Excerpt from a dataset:
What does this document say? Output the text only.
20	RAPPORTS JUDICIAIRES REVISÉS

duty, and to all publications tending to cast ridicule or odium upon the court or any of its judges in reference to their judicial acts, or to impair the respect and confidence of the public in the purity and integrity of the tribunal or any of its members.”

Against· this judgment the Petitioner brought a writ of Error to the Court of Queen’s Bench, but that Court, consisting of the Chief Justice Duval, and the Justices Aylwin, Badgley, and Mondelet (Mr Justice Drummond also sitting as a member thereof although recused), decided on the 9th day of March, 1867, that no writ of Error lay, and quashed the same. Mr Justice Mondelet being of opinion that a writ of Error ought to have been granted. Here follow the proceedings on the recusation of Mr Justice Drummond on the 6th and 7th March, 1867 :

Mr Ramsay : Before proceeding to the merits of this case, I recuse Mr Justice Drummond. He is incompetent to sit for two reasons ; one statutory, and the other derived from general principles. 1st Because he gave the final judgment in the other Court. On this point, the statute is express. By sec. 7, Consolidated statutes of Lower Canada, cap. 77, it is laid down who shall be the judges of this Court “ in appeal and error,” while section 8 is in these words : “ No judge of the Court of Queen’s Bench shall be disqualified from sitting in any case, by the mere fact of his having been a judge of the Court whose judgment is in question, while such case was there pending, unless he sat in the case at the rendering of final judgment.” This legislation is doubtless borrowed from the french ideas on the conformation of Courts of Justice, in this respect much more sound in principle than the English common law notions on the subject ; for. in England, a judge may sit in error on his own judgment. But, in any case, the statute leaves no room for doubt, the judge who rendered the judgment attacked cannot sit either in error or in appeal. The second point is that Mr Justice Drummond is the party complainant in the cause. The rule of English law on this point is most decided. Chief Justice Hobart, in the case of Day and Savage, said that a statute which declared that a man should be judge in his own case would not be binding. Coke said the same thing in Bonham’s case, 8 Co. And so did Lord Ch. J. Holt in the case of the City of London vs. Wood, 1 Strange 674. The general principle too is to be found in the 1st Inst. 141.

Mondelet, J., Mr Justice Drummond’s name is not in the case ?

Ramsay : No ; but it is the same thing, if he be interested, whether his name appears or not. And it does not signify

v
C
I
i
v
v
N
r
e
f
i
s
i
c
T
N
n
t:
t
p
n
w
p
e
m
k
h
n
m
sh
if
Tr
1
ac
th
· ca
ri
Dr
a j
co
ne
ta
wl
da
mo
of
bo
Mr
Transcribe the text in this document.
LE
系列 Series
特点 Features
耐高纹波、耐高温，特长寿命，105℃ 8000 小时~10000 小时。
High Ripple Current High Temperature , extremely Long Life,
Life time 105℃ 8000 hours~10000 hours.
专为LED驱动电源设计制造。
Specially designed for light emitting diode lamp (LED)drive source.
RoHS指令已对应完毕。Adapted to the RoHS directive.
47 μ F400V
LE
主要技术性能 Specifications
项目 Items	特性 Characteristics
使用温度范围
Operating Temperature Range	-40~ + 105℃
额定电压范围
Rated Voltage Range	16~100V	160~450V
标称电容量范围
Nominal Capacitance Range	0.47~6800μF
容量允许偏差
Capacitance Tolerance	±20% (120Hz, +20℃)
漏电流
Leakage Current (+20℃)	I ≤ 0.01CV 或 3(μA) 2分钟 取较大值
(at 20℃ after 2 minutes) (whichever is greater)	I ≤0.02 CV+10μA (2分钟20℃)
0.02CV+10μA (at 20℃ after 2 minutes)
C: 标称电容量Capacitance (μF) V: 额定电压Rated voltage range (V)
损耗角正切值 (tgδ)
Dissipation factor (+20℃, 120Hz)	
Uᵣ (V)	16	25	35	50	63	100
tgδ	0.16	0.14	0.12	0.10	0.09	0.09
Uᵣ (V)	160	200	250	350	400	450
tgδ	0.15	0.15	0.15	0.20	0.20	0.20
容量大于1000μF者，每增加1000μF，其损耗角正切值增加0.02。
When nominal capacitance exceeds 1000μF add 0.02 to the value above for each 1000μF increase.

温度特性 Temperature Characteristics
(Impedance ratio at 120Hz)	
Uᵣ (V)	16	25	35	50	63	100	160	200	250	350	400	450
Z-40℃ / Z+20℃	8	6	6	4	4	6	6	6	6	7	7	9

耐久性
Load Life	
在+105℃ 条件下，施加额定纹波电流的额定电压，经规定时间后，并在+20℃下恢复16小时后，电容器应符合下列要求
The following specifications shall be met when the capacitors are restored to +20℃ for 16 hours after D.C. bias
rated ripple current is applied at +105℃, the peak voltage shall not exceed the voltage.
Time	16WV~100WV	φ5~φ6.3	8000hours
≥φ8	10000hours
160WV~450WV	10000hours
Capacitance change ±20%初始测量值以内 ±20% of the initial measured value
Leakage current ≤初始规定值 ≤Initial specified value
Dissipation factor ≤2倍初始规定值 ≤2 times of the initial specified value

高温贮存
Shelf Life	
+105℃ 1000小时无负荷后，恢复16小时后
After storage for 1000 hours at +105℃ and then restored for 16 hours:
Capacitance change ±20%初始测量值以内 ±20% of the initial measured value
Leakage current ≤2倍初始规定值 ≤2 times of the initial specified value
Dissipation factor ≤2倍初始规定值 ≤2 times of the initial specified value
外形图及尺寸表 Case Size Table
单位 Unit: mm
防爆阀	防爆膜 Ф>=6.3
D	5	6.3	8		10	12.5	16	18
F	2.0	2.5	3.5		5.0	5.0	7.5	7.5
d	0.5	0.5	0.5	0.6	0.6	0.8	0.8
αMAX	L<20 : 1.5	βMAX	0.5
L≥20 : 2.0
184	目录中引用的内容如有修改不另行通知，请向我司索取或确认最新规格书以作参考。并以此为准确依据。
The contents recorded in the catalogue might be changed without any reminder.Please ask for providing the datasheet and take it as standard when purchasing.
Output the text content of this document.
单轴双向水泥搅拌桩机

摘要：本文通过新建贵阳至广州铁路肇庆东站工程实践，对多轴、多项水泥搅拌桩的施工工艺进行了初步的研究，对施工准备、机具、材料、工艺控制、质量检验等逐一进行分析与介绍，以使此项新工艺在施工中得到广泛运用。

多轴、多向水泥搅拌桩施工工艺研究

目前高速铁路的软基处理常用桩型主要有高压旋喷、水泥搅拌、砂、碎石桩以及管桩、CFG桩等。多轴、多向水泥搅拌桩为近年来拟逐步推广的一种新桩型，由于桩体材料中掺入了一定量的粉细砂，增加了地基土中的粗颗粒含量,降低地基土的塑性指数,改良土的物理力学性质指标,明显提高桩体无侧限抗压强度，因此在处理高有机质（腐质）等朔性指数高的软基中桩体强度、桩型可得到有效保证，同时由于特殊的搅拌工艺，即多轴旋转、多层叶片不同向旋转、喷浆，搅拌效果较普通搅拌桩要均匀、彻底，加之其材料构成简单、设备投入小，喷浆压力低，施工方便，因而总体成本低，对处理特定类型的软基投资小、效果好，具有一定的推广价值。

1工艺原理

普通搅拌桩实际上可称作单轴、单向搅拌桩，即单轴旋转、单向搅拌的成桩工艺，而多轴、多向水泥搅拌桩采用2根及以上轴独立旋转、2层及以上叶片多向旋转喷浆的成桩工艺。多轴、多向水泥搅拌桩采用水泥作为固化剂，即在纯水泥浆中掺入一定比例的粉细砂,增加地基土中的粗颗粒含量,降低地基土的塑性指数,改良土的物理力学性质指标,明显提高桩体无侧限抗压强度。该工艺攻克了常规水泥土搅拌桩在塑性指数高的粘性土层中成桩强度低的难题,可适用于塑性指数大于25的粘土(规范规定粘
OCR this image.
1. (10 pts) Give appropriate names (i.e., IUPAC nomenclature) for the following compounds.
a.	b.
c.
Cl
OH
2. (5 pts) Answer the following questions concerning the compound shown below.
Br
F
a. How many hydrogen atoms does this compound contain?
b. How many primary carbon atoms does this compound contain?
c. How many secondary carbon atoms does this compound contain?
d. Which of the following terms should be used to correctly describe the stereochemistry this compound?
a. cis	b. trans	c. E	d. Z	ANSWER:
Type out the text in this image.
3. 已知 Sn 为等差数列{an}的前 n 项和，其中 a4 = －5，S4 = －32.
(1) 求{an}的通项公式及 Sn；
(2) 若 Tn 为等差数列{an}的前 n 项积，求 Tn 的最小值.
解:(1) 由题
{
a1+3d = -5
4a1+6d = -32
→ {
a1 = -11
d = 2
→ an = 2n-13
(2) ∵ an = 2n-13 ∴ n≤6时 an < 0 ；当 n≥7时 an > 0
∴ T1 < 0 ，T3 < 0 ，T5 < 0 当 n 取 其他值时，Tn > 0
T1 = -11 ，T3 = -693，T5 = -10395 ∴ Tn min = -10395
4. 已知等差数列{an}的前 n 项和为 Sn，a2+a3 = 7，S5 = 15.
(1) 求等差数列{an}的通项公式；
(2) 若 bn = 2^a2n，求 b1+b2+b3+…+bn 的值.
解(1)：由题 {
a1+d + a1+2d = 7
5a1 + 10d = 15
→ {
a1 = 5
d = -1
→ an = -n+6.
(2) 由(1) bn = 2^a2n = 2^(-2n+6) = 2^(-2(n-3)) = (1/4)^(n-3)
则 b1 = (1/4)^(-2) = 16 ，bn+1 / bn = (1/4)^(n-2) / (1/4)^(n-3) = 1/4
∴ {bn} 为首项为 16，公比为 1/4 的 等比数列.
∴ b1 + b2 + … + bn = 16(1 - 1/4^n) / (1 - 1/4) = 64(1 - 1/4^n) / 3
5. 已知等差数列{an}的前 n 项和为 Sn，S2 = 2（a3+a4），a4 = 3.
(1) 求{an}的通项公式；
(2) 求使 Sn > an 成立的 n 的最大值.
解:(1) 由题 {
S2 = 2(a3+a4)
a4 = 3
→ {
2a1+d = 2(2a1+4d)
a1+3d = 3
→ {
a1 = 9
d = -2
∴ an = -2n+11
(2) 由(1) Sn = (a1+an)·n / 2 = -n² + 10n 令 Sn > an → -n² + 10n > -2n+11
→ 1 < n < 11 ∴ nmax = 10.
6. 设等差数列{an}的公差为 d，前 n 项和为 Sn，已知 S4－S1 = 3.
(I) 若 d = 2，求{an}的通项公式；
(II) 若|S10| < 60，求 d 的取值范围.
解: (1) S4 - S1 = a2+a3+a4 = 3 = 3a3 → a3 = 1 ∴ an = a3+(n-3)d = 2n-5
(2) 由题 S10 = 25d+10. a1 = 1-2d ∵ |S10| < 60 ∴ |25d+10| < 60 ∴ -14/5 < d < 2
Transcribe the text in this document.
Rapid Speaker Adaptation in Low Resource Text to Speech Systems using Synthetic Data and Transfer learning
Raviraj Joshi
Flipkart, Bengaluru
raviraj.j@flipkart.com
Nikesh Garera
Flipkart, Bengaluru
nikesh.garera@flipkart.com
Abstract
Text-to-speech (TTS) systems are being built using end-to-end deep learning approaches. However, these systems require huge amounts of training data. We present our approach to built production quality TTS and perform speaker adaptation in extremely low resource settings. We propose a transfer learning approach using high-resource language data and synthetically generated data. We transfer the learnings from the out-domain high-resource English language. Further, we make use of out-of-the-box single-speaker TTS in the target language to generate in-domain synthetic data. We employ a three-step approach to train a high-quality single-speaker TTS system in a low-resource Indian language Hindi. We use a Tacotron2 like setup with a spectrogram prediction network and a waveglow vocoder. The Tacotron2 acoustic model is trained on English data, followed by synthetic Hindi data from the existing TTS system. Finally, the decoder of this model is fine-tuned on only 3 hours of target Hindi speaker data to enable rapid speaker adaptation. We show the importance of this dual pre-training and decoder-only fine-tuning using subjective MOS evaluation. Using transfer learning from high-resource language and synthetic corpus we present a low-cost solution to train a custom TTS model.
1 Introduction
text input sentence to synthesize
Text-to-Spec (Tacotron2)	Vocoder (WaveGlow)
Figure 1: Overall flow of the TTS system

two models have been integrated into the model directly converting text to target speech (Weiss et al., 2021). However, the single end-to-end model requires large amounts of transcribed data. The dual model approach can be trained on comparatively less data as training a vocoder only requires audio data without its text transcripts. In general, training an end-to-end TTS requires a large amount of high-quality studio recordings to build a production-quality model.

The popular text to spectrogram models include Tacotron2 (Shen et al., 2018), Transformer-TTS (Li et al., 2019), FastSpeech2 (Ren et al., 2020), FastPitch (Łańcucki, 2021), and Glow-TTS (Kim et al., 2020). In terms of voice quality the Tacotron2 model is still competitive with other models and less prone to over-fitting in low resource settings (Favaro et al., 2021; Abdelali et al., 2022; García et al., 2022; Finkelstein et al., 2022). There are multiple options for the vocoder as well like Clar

__WORK INSTRUCTIONS__
Look through the entries above and list every line containing "document".

__OUTPUT__
What does this document say? Output the text only.
Transcribe the text in this document.
Output the text content of this document.
Transcribe the text in this document.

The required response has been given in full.